**Required task:**
Extract each line bearing the word "visual".

::: Given entries :::

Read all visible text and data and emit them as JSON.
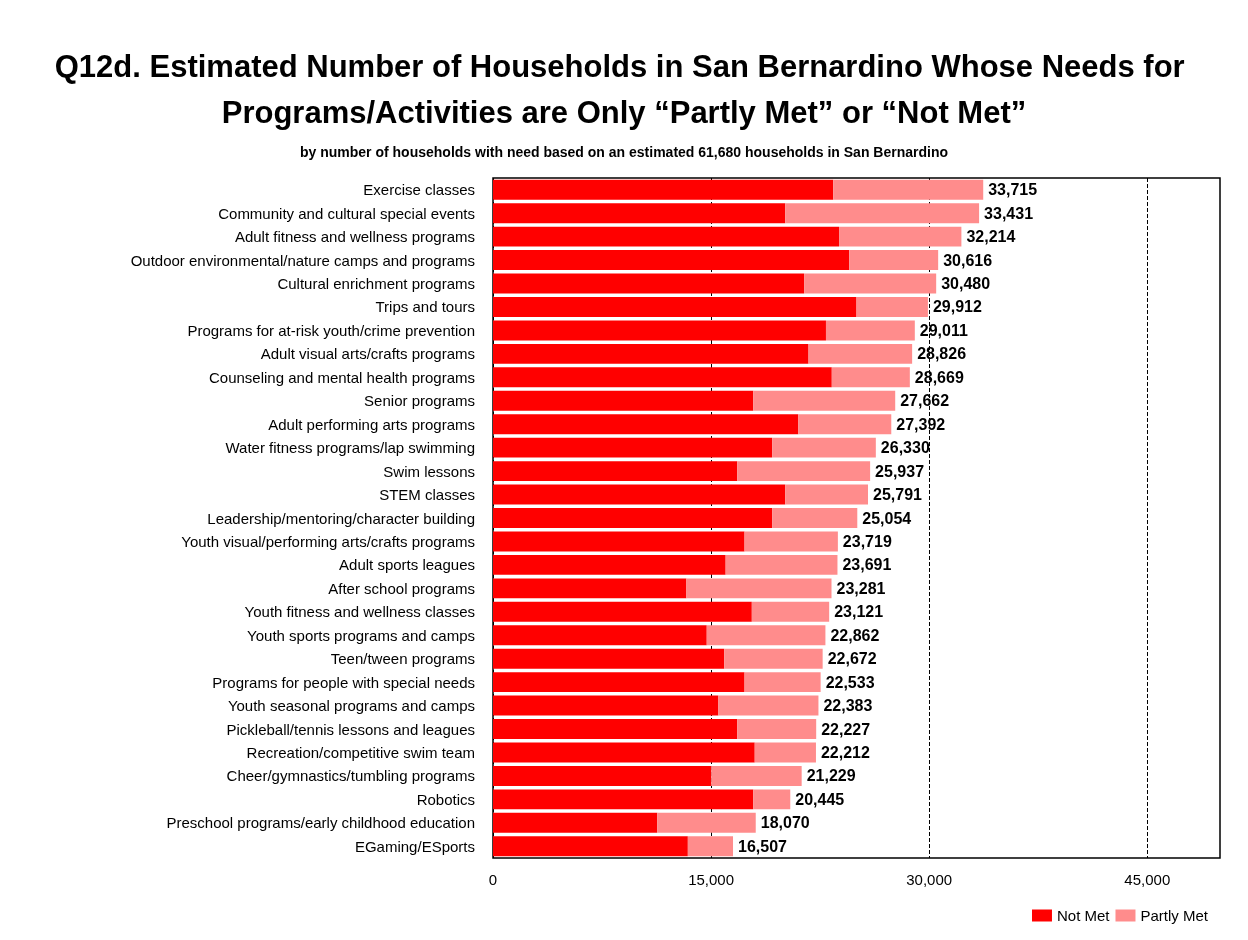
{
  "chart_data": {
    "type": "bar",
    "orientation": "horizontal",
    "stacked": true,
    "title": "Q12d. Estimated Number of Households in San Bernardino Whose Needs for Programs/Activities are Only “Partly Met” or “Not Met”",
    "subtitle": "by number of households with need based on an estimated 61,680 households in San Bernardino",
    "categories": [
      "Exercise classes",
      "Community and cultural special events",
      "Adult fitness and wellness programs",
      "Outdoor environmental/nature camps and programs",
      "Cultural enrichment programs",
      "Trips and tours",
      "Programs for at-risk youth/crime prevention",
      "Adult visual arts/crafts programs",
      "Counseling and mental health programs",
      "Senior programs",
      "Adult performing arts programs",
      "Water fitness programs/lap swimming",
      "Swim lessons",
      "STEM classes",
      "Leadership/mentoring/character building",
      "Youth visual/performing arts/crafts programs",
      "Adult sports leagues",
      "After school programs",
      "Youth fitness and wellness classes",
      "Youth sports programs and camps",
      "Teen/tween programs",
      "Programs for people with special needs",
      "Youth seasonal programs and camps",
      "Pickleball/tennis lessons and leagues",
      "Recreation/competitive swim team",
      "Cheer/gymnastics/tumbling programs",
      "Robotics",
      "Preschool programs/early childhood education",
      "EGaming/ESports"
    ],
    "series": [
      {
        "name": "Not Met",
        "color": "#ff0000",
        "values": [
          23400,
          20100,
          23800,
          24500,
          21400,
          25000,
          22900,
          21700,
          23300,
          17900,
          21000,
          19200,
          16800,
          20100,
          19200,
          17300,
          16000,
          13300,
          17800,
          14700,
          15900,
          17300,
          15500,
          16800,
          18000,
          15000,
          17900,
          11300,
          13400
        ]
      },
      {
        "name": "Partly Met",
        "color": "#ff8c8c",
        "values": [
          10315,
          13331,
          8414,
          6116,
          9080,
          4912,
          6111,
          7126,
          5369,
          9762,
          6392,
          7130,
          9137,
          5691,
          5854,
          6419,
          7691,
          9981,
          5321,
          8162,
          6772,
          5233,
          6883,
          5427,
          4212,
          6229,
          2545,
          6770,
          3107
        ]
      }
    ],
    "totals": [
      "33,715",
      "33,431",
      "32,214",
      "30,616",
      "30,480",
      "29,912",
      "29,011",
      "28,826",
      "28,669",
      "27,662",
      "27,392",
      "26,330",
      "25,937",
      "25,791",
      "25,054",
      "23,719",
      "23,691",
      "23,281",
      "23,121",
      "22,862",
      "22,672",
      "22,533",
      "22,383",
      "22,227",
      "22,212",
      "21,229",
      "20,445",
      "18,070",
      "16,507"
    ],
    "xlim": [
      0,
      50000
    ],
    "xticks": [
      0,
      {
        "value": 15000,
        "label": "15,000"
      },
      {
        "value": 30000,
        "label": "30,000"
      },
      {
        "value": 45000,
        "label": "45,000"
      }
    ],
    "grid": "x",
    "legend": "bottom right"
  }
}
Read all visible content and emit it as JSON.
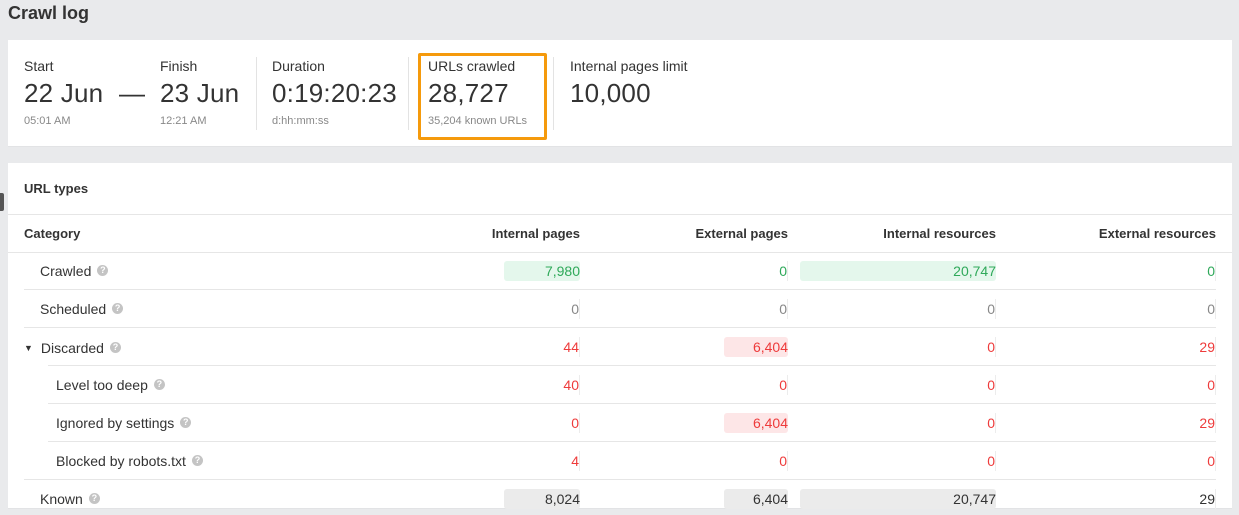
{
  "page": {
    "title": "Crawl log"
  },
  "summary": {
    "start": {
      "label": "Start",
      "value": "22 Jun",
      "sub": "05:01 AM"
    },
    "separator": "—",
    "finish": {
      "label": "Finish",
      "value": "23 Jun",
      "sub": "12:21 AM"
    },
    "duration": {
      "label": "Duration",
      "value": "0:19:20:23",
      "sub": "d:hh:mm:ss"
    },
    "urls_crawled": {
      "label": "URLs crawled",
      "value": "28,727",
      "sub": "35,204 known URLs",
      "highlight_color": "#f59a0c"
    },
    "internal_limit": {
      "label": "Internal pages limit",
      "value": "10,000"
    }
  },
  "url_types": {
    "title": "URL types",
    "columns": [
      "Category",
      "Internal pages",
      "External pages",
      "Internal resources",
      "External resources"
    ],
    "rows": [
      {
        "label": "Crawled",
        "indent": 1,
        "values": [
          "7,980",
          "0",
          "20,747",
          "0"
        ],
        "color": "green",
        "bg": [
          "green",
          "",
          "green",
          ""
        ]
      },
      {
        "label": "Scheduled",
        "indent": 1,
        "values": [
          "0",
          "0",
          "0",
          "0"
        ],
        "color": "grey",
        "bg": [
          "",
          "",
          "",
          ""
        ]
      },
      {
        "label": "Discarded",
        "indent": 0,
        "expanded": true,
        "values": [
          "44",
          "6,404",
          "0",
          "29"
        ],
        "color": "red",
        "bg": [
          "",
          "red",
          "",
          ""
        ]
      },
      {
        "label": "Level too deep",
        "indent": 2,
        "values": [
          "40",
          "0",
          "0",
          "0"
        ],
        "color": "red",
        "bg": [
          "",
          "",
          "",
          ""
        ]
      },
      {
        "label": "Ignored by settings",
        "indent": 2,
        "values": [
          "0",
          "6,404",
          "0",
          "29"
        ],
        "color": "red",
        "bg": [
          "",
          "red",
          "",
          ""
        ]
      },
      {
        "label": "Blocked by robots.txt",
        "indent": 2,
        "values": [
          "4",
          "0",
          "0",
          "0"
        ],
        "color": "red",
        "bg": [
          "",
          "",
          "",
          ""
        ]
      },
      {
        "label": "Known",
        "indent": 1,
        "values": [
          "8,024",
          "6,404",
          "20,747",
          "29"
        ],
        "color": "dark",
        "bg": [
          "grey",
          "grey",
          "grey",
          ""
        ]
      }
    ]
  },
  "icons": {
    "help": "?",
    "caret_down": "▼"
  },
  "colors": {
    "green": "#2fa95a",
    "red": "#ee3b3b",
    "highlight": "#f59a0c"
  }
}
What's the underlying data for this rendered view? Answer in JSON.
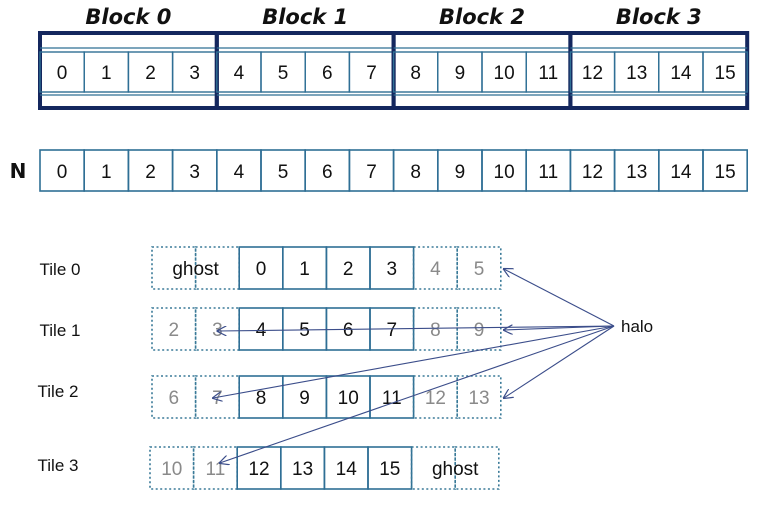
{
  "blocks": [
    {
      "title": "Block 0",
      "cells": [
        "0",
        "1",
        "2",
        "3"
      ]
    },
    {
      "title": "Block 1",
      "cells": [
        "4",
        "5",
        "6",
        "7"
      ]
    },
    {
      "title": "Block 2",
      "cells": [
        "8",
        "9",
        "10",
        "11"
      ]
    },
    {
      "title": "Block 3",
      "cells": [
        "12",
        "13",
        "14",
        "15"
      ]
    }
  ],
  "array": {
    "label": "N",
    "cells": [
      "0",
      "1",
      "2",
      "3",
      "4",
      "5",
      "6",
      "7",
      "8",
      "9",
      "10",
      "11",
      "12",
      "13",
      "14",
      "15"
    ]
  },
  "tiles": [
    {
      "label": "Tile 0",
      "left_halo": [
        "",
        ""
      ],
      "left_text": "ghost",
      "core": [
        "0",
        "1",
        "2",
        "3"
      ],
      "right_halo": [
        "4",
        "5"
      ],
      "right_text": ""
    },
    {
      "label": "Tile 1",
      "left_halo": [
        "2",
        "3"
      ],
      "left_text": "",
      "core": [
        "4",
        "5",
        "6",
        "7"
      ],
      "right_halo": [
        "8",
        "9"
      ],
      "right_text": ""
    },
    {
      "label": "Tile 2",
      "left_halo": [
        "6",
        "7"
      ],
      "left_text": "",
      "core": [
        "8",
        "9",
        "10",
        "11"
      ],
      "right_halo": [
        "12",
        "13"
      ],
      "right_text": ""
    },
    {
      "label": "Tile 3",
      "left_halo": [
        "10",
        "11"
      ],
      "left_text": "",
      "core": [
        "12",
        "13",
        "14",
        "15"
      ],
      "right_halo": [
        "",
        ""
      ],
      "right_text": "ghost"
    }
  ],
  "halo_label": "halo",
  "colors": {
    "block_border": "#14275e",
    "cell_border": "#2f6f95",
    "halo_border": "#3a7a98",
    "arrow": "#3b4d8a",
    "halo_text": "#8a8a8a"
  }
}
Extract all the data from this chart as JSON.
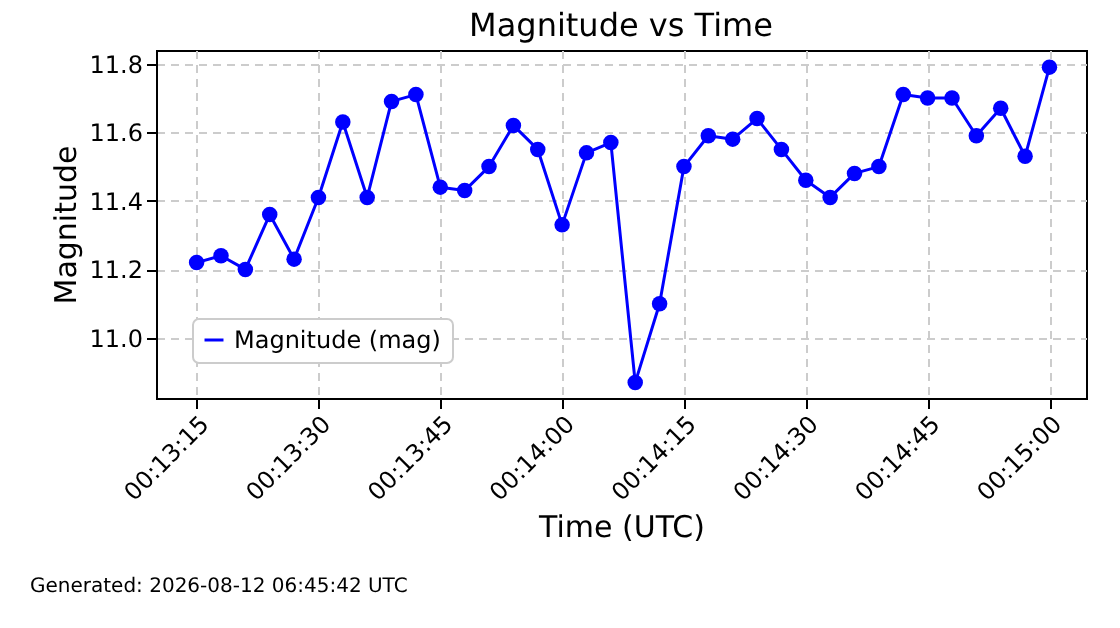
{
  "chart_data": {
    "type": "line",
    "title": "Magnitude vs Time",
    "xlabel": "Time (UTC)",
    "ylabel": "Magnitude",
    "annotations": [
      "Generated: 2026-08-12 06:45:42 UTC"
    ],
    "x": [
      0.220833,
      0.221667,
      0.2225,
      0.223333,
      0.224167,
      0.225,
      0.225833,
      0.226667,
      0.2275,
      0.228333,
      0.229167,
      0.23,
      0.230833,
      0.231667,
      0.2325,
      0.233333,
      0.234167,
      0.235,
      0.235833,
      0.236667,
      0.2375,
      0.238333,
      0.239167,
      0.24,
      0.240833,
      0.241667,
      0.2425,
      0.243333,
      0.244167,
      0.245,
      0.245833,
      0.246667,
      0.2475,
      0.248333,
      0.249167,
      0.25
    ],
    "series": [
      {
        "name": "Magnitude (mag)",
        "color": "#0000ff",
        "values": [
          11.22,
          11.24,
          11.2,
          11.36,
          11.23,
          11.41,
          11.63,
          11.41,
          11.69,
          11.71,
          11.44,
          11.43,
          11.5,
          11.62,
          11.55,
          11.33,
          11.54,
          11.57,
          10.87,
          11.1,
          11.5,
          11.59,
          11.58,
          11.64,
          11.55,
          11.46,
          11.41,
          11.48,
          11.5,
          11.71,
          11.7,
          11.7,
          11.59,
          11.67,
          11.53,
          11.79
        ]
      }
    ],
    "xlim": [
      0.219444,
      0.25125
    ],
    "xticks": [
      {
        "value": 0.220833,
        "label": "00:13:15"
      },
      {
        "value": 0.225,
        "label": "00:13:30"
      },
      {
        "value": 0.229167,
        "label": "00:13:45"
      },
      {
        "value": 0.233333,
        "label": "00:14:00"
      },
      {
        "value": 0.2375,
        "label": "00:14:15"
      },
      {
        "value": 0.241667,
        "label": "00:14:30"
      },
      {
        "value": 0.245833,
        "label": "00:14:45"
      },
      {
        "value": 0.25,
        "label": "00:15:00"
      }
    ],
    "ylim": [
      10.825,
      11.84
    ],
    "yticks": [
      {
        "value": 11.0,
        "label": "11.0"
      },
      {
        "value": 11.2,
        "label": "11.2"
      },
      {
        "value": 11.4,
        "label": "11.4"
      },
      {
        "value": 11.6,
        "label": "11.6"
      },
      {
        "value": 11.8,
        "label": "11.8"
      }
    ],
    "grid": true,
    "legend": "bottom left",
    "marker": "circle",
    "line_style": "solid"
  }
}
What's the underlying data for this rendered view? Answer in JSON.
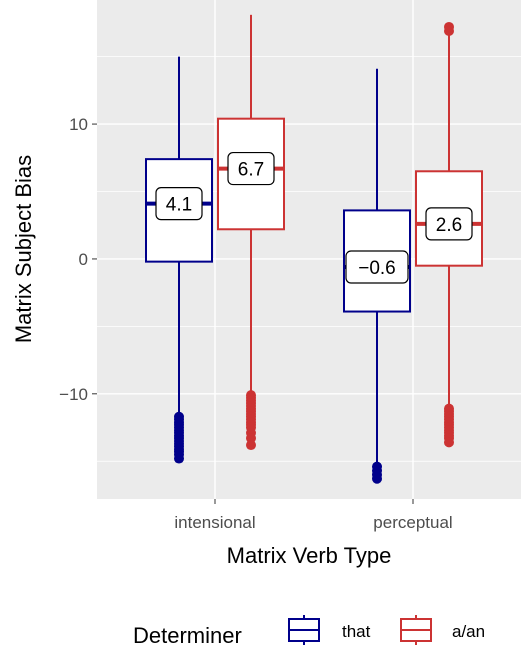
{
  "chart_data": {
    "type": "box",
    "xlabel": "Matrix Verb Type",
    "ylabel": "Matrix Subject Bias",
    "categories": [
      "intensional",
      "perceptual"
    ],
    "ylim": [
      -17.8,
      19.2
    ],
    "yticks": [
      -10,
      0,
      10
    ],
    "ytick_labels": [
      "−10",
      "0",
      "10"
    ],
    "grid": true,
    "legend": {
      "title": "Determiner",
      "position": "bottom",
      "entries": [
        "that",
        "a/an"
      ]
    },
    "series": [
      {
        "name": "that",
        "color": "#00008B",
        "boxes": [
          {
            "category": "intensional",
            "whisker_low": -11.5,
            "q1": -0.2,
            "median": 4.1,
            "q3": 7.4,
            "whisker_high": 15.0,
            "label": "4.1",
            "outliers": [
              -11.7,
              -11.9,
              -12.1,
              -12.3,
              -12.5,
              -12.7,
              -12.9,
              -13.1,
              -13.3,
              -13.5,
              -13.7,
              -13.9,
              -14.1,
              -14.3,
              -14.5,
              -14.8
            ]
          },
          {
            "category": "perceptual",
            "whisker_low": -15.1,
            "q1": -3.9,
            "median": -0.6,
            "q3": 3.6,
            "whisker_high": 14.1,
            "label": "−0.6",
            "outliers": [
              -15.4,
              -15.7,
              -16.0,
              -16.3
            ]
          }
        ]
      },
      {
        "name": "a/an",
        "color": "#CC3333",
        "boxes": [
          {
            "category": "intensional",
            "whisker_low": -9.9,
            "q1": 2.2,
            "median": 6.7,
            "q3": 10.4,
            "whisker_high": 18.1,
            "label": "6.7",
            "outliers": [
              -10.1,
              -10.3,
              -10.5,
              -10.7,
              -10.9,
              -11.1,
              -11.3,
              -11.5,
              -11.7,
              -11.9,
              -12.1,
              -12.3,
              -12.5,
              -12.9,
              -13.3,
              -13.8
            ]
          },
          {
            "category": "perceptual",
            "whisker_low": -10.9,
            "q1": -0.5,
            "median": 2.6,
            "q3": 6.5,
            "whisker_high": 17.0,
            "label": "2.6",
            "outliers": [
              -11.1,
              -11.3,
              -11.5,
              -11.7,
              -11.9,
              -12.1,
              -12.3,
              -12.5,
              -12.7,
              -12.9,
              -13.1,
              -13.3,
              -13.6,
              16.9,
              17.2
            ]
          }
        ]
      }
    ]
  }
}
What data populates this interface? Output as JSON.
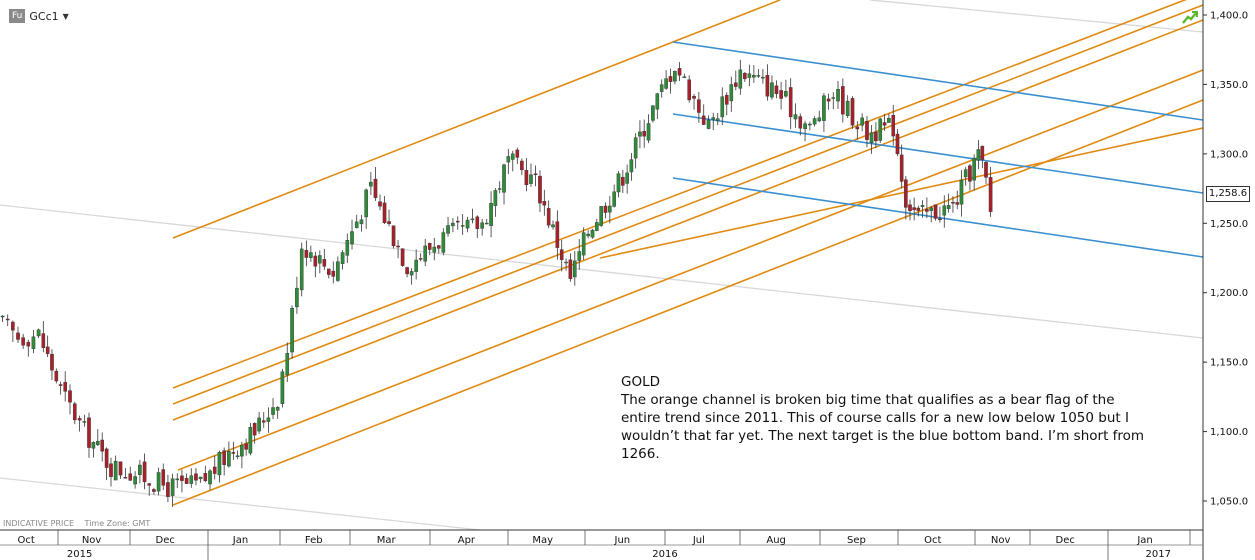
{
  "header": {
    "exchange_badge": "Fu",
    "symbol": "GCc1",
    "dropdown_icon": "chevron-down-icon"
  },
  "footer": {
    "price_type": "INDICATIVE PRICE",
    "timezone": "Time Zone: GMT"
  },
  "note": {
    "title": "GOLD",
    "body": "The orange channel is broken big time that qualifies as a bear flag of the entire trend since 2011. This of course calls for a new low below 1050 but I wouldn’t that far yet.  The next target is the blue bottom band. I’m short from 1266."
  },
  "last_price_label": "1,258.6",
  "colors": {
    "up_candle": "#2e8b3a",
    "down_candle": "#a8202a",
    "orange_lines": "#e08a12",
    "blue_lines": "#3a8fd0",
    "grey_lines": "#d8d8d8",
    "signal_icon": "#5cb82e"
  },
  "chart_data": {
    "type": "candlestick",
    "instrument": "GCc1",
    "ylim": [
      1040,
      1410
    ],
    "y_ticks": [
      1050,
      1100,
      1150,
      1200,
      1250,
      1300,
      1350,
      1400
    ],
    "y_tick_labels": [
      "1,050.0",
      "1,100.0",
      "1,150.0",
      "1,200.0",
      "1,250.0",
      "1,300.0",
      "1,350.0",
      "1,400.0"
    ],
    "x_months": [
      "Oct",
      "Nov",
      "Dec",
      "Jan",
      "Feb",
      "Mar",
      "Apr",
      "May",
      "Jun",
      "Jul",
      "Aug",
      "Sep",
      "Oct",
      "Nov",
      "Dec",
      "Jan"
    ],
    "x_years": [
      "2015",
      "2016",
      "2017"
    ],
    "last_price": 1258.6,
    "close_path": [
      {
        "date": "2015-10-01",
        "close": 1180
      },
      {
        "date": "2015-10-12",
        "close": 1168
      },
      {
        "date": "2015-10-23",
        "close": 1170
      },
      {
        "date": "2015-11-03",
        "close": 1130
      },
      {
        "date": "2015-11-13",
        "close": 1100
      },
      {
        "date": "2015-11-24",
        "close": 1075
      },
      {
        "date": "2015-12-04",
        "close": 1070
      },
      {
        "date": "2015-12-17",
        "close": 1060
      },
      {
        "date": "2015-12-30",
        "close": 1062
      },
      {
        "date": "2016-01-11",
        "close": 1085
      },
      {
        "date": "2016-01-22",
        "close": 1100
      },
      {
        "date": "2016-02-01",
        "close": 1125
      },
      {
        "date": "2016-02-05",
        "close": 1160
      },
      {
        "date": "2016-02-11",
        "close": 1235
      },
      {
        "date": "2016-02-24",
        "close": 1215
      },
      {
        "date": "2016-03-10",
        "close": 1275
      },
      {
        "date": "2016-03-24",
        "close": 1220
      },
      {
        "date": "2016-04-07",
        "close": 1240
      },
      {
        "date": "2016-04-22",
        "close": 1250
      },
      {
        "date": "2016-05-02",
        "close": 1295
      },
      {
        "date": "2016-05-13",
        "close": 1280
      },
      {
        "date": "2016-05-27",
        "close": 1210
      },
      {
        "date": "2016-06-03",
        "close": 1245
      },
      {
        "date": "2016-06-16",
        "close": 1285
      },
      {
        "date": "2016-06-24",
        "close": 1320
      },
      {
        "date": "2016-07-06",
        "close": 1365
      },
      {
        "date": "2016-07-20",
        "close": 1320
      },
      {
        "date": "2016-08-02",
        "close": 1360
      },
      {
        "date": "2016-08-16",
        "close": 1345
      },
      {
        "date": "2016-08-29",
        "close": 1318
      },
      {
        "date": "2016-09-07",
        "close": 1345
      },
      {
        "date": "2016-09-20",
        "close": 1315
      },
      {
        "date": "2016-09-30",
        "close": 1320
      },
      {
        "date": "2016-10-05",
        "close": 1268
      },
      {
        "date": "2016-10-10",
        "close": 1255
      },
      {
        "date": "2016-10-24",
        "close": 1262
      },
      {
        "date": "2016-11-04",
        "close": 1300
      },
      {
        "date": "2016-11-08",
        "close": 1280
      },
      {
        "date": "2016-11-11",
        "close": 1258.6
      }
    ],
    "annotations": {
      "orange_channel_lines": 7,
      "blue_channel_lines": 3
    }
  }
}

:::

**Solution:**
      "Adult visual arts/crafts programs",
      "Youth visual/performing arts/crafts programs",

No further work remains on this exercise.